§ What is asked
Report every line from the material that contains the word "sPLS".
(begin)
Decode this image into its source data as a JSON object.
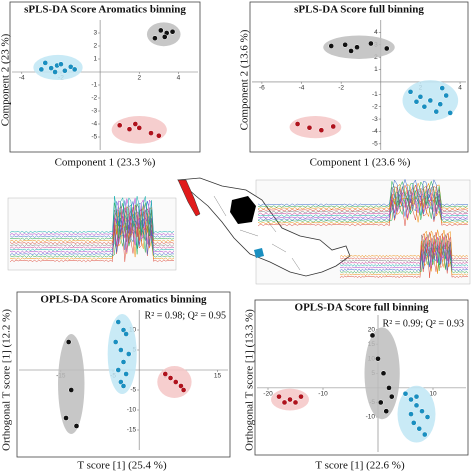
{
  "chart_data": [
    {
      "type": "scatter",
      "title": "sPLS-DA Score Aromatics binning",
      "x_label": "Component 1 (23.3 %)",
      "y_label": "Component 2 (23 %)",
      "xlim": [
        -4.5,
        5
      ],
      "ylim": [
        -6,
        4
      ],
      "xticks": [
        -4,
        -2,
        2,
        4
      ],
      "yticks": [
        -5,
        -4,
        -3,
        -2,
        -1,
        1,
        2,
        3
      ],
      "series": [
        {
          "color": "#111111",
          "ellipse_color": "#bdbdbd",
          "x": [
            2.8,
            3.1,
            3.4,
            3.7,
            3.3
          ],
          "y": [
            2.6,
            3.2,
            3.0,
            3.1,
            2.7
          ]
        },
        {
          "color": "#1a8fc0",
          "ellipse_color": "#bfe6f5",
          "x": [
            -3,
            -2.5,
            -2.2,
            -1.8,
            -1.5,
            -2,
            -2.8,
            -1.3,
            -2.3
          ],
          "y": [
            0.2,
            0.3,
            0.5,
            0.1,
            0.4,
            0.6,
            0.7,
            0.2,
            0
          ]
        },
        {
          "color": "#b0121c",
          "ellipse_color": "#f5c6c6",
          "x": [
            1.0,
            1.5,
            2.0,
            2.6,
            3.0,
            1.8
          ],
          "y": [
            -4.1,
            -4.4,
            -4.3,
            -4.7,
            -4.9,
            -4.0
          ]
        }
      ]
    },
    {
      "type": "scatter",
      "title": "sPLS-DA Score full binning",
      "x_label": "Component 1 (23.6 %)",
      "y_label": "Component 2 (13.6 %)",
      "xlim": [
        -6.5,
        4.3
      ],
      "ylim": [
        -5.5,
        5
      ],
      "xticks": [
        -6,
        -4,
        -2,
        2,
        4
      ],
      "yticks": [
        -5,
        -4,
        -3,
        -2,
        -1,
        1,
        2,
        3,
        4
      ],
      "series": [
        {
          "color": "#111111",
          "ellipse_color": "#bdbdbd",
          "x": [
            -2.5,
            -1.8,
            -1.2,
            -0.5,
            0.3,
            -1.5
          ],
          "y": [
            2.9,
            3.0,
            2.8,
            3.1,
            2.7,
            2.5
          ]
        },
        {
          "color": "#1a8fc0",
          "ellipse_color": "#bfe6f5",
          "x": [
            1.5,
            2,
            2.5,
            3,
            2.8,
            3.3,
            2.2,
            3.5,
            1.8,
            3.1
          ],
          "y": [
            -0.8,
            -1.2,
            -1.5,
            -1.8,
            -2.4,
            -1.1,
            -2.0,
            -2.5,
            -1.6,
            -0.5
          ]
        },
        {
          "color": "#b0121c",
          "ellipse_color": "#f5c6c6",
          "x": [
            -4.2,
            -3.6,
            -3.0,
            -2.4
          ],
          "y": [
            -3.4,
            -3.7,
            -3.9,
            -3.6
          ]
        }
      ]
    },
    {
      "type": "scatter",
      "title": "OPLS-DA Score Aromatics binning",
      "x_label": "T score [1] (25.4 %)",
      "y_label": "Orthogonal T score [1] (12.2 %)",
      "annotation": "R² = 0.98; Q² = 0.95",
      "xlim": [
        -23,
        17
      ],
      "ylim": [
        -20,
        15
      ],
      "xticks": [
        -15,
        -5,
        5,
        15
      ],
      "yticks": [
        -15,
        -10,
        -5,
        5,
        10
      ],
      "series": [
        {
          "color": "#111111",
          "ellipse_color": "#bdbdbd",
          "x": [
            -13.5,
            -13,
            -12,
            -14
          ],
          "y": [
            7,
            -5,
            -14,
            -12
          ]
        },
        {
          "color": "#1a8fc0",
          "ellipse_color": "#bfe6f5",
          "x": [
            -4,
            -3,
            -2.5,
            -4.5,
            -3.5,
            -2,
            -3,
            -4,
            -2.5,
            -3.5,
            -3
          ],
          "y": [
            12,
            10,
            9,
            7,
            5,
            4,
            2,
            0,
            -1,
            -3,
            -4
          ]
        },
        {
          "color": "#b0121c",
          "ellipse_color": "#f5c6c6",
          "x": [
            5,
            6,
            7,
            8,
            8.5
          ],
          "y": [
            -1,
            -2,
            -3,
            -4,
            -5
          ]
        }
      ]
    },
    {
      "type": "scatter",
      "title": "OPLS-DA Score full binning",
      "x_label": "T score [1] (22.6 %)",
      "y_label": "Orthogonal T score [1] (13.3 %)",
      "annotation": "R² = 0.99; Q² = 0.93",
      "xlim": [
        -22,
        16
      ],
      "ylim": [
        -22,
        25
      ],
      "xticks": [
        -20,
        -10,
        10
      ],
      "yticks": [
        -10,
        -5,
        5,
        10,
        15,
        20
      ],
      "series": [
        {
          "color": "#111111",
          "ellipse_color": "#bdbdbd",
          "x": [
            -1,
            0,
            1,
            2,
            0.5,
            1.5,
            2.5
          ],
          "y": [
            18,
            10,
            5,
            0,
            -5,
            -8,
            -3
          ]
        },
        {
          "color": "#b0121c",
          "ellipse_color": "#f5c6c6",
          "x": [
            -18,
            -17,
            -16,
            -15,
            -14
          ],
          "y": [
            -3,
            -5,
            -4,
            -5,
            -3
          ]
        },
        {
          "color": "#1a8fc0",
          "ellipse_color": "#bfe6f5",
          "x": [
            5,
            6,
            7,
            8,
            9,
            6.5,
            7.5,
            8.5,
            6,
            7
          ],
          "y": [
            -2,
            -4,
            -6,
            -8,
            -10,
            -12,
            -14,
            -16,
            -9,
            -3
          ]
        }
      ]
    }
  ]
}
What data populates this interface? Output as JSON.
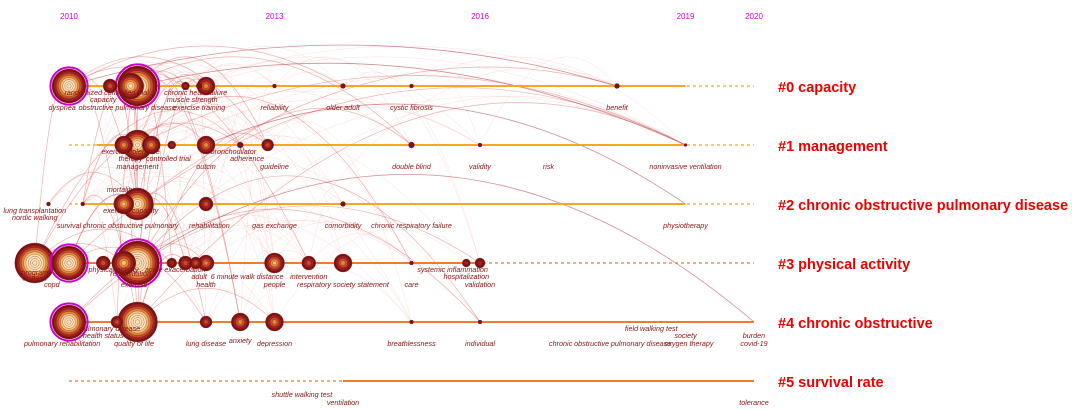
{
  "chart_data": {
    "type": "timeline",
    "title": "",
    "colors": {
      "year_labels": "#d400d4",
      "cluster_labels": "#ee0000",
      "keyword_labels": "#8a1414",
      "timeline_warm": "#f5a623",
      "timeline_hot": "#f07b2a",
      "arcs": "#d9534f",
      "node_ring": "#8b1a1a",
      "burst_ring": "#cc00cc"
    },
    "years": [
      "2010",
      "2013",
      "2016",
      "2019",
      "2020"
    ],
    "clusters": [
      {
        "id": "0",
        "label": "#0 capacity",
        "solid_from": 2010.2,
        "solid_to": 2019.0,
        "nodes": [
          {
            "t": 2010.0,
            "size": 17,
            "burst": true
          },
          {
            "t": 2010.6,
            "size": 7
          },
          {
            "t": 2010.9,
            "size": 13
          },
          {
            "t": 2011.0,
            "size": 20,
            "burst": true
          },
          {
            "t": 2011.7,
            "size": 4
          },
          {
            "t": 2011.9,
            "size": 3
          },
          {
            "t": 2012.0,
            "size": 9
          },
          {
            "t": 2013.0,
            "size": 2
          },
          {
            "t": 2014.0,
            "size": 2.5
          },
          {
            "t": 2015.0,
            "size": 2
          },
          {
            "t": 2018.0,
            "size": 2.5
          }
        ],
        "labels": [
          {
            "text": "randomized controlled trial",
            "t": 2010.55,
            "row": 1
          },
          {
            "text": "chronic heart failure",
            "t": 2011.85,
            "row": 1
          },
          {
            "text": "capacity",
            "t": 2010.5,
            "row": 2
          },
          {
            "text": "muscle strength",
            "t": 2011.8,
            "row": 2
          },
          {
            "text": "dyspnea",
            "t": 2009.9,
            "row": 3
          },
          {
            "text": "obstructive pulmonary disease",
            "t": 2010.85,
            "row": 3
          },
          {
            "text": "exercise training",
            "t": 2011.9,
            "row": 3
          },
          {
            "text": "reliability",
            "t": 2013.0,
            "row": 3
          },
          {
            "text": "older adult",
            "t": 2014.0,
            "row": 3
          },
          {
            "text": "cystic fibrosis",
            "t": 2015.0,
            "row": 3
          },
          {
            "text": "benefit",
            "t": 2018.0,
            "row": 3
          }
        ]
      },
      {
        "id": "1",
        "label": "#1 management",
        "solid_from": 2010.4,
        "solid_to": 2019.0,
        "nodes": [
          {
            "t": 2010.8,
            "size": 9
          },
          {
            "t": 2011.0,
            "size": 15
          },
          {
            "t": 2011.2,
            "size": 9
          },
          {
            "t": 2011.5,
            "size": 4
          },
          {
            "t": 2012.0,
            "size": 9
          },
          {
            "t": 2012.5,
            "size": 3
          },
          {
            "t": 2012.9,
            "size": 6
          },
          {
            "t": 2015.0,
            "size": 3
          },
          {
            "t": 2016.0,
            "size": 2
          },
          {
            "t": 2019.0,
            "size": 1.5
          }
        ],
        "labels": [
          {
            "text": "exercise tolerance",
            "t": 2010.9,
            "row": 1
          },
          {
            "text": "bronchodilator",
            "t": 2012.4,
            "row": 1
          },
          {
            "text": "therapy",
            "t": 2010.9,
            "row": 2
          },
          {
            "text": "controlled trial",
            "t": 2011.45,
            "row": 2
          },
          {
            "text": "adherence",
            "t": 2012.6,
            "row": 2
          },
          {
            "text": "management",
            "t": 2011.0,
            "row": 3
          },
          {
            "text": "outcm",
            "t": 2012.0,
            "row": 3
          },
          {
            "text": "guideline",
            "t": 2013.0,
            "row": 3
          },
          {
            "text": "double blind",
            "t": 2015.0,
            "row": 3
          },
          {
            "text": "validity",
            "t": 2016.0,
            "row": 3
          },
          {
            "text": "risk",
            "t": 2017.0,
            "row": 3
          },
          {
            "text": "noninvasive ventilation",
            "t": 2019.0,
            "row": 3
          }
        ]
      },
      {
        "id": "2",
        "label": "#2 chronic obstructive pulmonary disease",
        "solid_from": 2010.2,
        "solid_to": 2019.0,
        "nodes": [
          {
            "t": 2009.7,
            "size": 2
          },
          {
            "t": 2010.2,
            "size": 2
          },
          {
            "t": 2010.8,
            "size": 10
          },
          {
            "t": 2011.0,
            "size": 16
          },
          {
            "t": 2012.0,
            "size": 7
          },
          {
            "t": 2014.0,
            "size": 2.5
          }
        ],
        "labels": [
          {
            "text": "mortality",
            "t": 2010.75,
            "row": 0
          },
          {
            "text": "exercise capacity",
            "t": 2010.9,
            "row": 1
          },
          {
            "text": "lung transplantation",
            "t": 2009.5,
            "row": 1
          },
          {
            "text": "nordic walking",
            "t": 2009.5,
            "row": 2
          },
          {
            "text": "survival",
            "t": 2010.0,
            "row": 3
          },
          {
            "text": "chronic obstructive pulmonary",
            "t": 2010.9,
            "row": 3
          },
          {
            "text": "rehabilitation",
            "t": 2012.05,
            "row": 3
          },
          {
            "text": "gas exchange",
            "t": 2013.0,
            "row": 3
          },
          {
            "text": "comorbidity",
            "t": 2014.0,
            "row": 3
          },
          {
            "text": "chronic respiratory failure",
            "t": 2015.0,
            "row": 3
          },
          {
            "text": "physiotherapy",
            "t": 2019.0,
            "row": 3
          }
        ]
      },
      {
        "id": "3",
        "label": "#3 physical activity",
        "solid_from": 2010.0,
        "solid_to": 2016.0,
        "nodes": [
          {
            "t": 2009.5,
            "size": 20
          },
          {
            "t": 2010.0,
            "size": 17,
            "burst": true
          },
          {
            "t": 2010.5,
            "size": 7
          },
          {
            "t": 2010.8,
            "size": 12
          },
          {
            "t": 2011.0,
            "size": 22,
            "burst": true
          },
          {
            "t": 2011.5,
            "size": 5
          },
          {
            "t": 2011.7,
            "size": 7
          },
          {
            "t": 2011.85,
            "size": 6
          },
          {
            "t": 2012.0,
            "size": 8
          },
          {
            "t": 2013.0,
            "size": 10
          },
          {
            "t": 2013.5,
            "size": 7
          },
          {
            "t": 2014.0,
            "size": 9
          },
          {
            "t": 2015.0,
            "size": 2
          },
          {
            "t": 2015.8,
            "size": 4
          },
          {
            "t": 2016.0,
            "size": 5
          }
        ],
        "labels": [
          {
            "text": "physical activity",
            "t": 2010.65,
            "row": 1
          },
          {
            "text": "acute exacerbation",
            "t": 2011.55,
            "row": 1
          },
          {
            "text": "program",
            "t": 2009.5,
            "row": 1.4
          },
          {
            "text": "rehabilitation",
            "t": 2010.9,
            "row": 1.6
          },
          {
            "text": "disease",
            "t": 2009.5,
            "row": 2.2
          },
          {
            "text": "adult",
            "t": 2011.9,
            "row": 2
          },
          {
            "text": "6 minute walk distance",
            "t": 2012.6,
            "row": 2
          },
          {
            "text": "intervention",
            "t": 2013.5,
            "row": 2
          },
          {
            "text": "systemic inflammation",
            "t": 2015.6,
            "row": 1
          },
          {
            "text": "hospitalization",
            "t": 2015.8,
            "row": 2
          },
          {
            "text": "copd",
            "t": 2009.75,
            "row": 3
          },
          {
            "text": "exercise",
            "t": 2010.95,
            "row": 3
          },
          {
            "text": "health",
            "t": 2012.0,
            "row": 3
          },
          {
            "text": "people",
            "t": 2013.0,
            "row": 3
          },
          {
            "text": "respiratory society statement",
            "t": 2014.0,
            "row": 3
          },
          {
            "text": "care",
            "t": 2015.0,
            "row": 3
          },
          {
            "text": "validation",
            "t": 2016.0,
            "row": 3
          }
        ]
      },
      {
        "id": "4",
        "label": "#4 chronic obstructive",
        "solid_from": 2010.2,
        "solid_to": 2020.0,
        "nodes": [
          {
            "t": 2010.0,
            "size": 17,
            "burst": true
          },
          {
            "t": 2010.7,
            "size": 6
          },
          {
            "t": 2011.0,
            "size": 20
          },
          {
            "t": 2012.0,
            "size": 6
          },
          {
            "t": 2012.5,
            "size": 9
          },
          {
            "t": 2013.0,
            "size": 9
          },
          {
            "t": 2015.0,
            "size": 2
          },
          {
            "t": 2016.0,
            "size": 2
          }
        ],
        "labels": [
          {
            "text": "pulmonary disease",
            "t": 2010.6,
            "row": 1
          },
          {
            "text": "health status",
            "t": 2010.5,
            "row": 2
          },
          {
            "text": "pulmonary rehabilitation",
            "t": 2009.9,
            "row": 3
          },
          {
            "text": "quality of life",
            "t": 2010.95,
            "row": 3
          },
          {
            "text": "lung disease",
            "t": 2012.0,
            "row": 3
          },
          {
            "text": "anxiety",
            "t": 2012.5,
            "row": 2.6
          },
          {
            "text": "depression",
            "t": 2013.0,
            "row": 3
          },
          {
            "text": "breathlessness",
            "t": 2015.0,
            "row": 3
          },
          {
            "text": "individual",
            "t": 2016.0,
            "row": 3
          },
          {
            "text": "field walking test",
            "t": 2018.5,
            "row": 1
          },
          {
            "text": "society",
            "t": 2019.0,
            "row": 2
          },
          {
            "text": "chronic obstructive pulmonary disease",
            "t": 2017.9,
            "row": 3
          },
          {
            "text": "oxygen therapy",
            "t": 2019.05,
            "row": 3
          },
          {
            "text": "burden",
            "t": 2020.0,
            "row": 2
          },
          {
            "text": "covid-19",
            "t": 2020.0,
            "row": 3
          }
        ]
      },
      {
        "id": "5",
        "label": "#5 survival rate",
        "solid_from": 2014.0,
        "solid_to": 2020.0,
        "nodes": [],
        "labels": [
          {
            "text": "shuttle walking test",
            "t": 2013.4,
            "row": 2
          },
          {
            "text": "ventilation",
            "t": 2014.0,
            "row": 3
          },
          {
            "text": "tolerance",
            "t": 2020.0,
            "row": 3
          }
        ]
      }
    ]
  }
}
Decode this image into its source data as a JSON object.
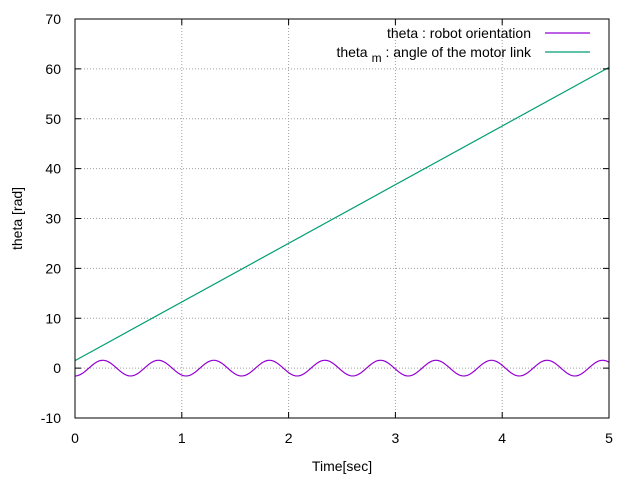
{
  "chart_data": {
    "type": "line",
    "xlabel": "Time[sec]",
    "ylabel": "theta [rad]",
    "xlim": [
      0,
      5
    ],
    "ylim": [
      -10,
      70
    ],
    "xticks": [
      "0",
      "1",
      "2",
      "3",
      "4",
      "5"
    ],
    "yticks": [
      "-10",
      "0",
      "10",
      "20",
      "30",
      "40",
      "50",
      "60",
      "70"
    ],
    "grid": true,
    "legend_position": "top-right",
    "series": [
      {
        "name": "theta : robot orientation",
        "legend_main": "theta",
        "legend_sub": "",
        "legend_rest": " : robot orientation",
        "color": "#9400d3",
        "kind": "sine",
        "amplitude": 1.57,
        "period": 0.52,
        "phase_value_at_x0": -1.57
      },
      {
        "name": "theta_m : angle of the motor link",
        "legend_main": "theta",
        "legend_sub": "m",
        "legend_rest": " : angle of the motor link",
        "color": "#009e73",
        "kind": "linear",
        "x": [
          0,
          5
        ],
        "y": [
          1.5,
          60.3
        ]
      }
    ]
  }
}
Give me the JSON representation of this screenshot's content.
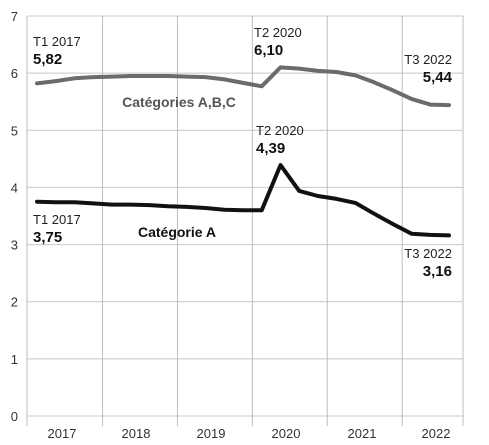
{
  "chart_data": {
    "type": "line",
    "title": "",
    "xlabel": "",
    "ylabel": "",
    "ylim": [
      0,
      7
    ],
    "yticks": [
      "0",
      "1",
      "2",
      "3",
      "4",
      "5",
      "6",
      "7"
    ],
    "xticks": [
      "2017",
      "2018",
      "2019",
      "2020",
      "2021",
      "2022"
    ],
    "x": [
      "T1 2017",
      "T2 2017",
      "T3 2017",
      "T4 2017",
      "T1 2018",
      "T2 2018",
      "T3 2018",
      "T4 2018",
      "T1 2019",
      "T2 2019",
      "T3 2019",
      "T4 2019",
      "T1 2020",
      "T2 2020",
      "T3 2020",
      "T4 2020",
      "T1 2021",
      "T2 2021",
      "T3 2021",
      "T4 2021",
      "T1 2022",
      "T2 2022",
      "T3 2022"
    ],
    "grid": true,
    "series": [
      {
        "name": "Catégories A,B,C",
        "color": "#6b6b6b",
        "values": [
          5.82,
          5.86,
          5.91,
          5.93,
          5.94,
          5.95,
          5.95,
          5.95,
          5.94,
          5.93,
          5.89,
          5.83,
          5.77,
          6.1,
          6.08,
          6.04,
          6.02,
          5.96,
          5.84,
          5.7,
          5.55,
          5.45,
          5.44
        ]
      },
      {
        "name": "Catégorie A",
        "color": "#111111",
        "values": [
          3.75,
          3.74,
          3.74,
          3.72,
          3.7,
          3.7,
          3.69,
          3.67,
          3.66,
          3.64,
          3.61,
          3.6,
          3.6,
          4.39,
          3.94,
          3.85,
          3.8,
          3.73,
          3.54,
          3.36,
          3.19,
          3.17,
          3.16
        ]
      }
    ],
    "annotations": [
      {
        "series": 0,
        "point": 0,
        "period": "T1 2017",
        "value": "5,82",
        "pos": "above"
      },
      {
        "series": 0,
        "point": 13,
        "period": "T2 2020",
        "value": "6,10",
        "pos": "above"
      },
      {
        "series": 0,
        "point": 22,
        "period": "T3 2022",
        "value": "5,44",
        "pos": "above-right"
      },
      {
        "series": 1,
        "point": 0,
        "period": "T1 2017",
        "value": "3,75",
        "pos": "below"
      },
      {
        "series": 1,
        "point": 13,
        "period": "T2 2020",
        "value": "4,39",
        "pos": "above"
      },
      {
        "series": 1,
        "point": 22,
        "period": "T3 2022",
        "value": "3,16",
        "pos": "below-right"
      }
    ]
  }
}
(end)
§ Task output
      "title": "sPLS-DA Score Aromatics binning",
      "title": "sPLS-DA Score full binning",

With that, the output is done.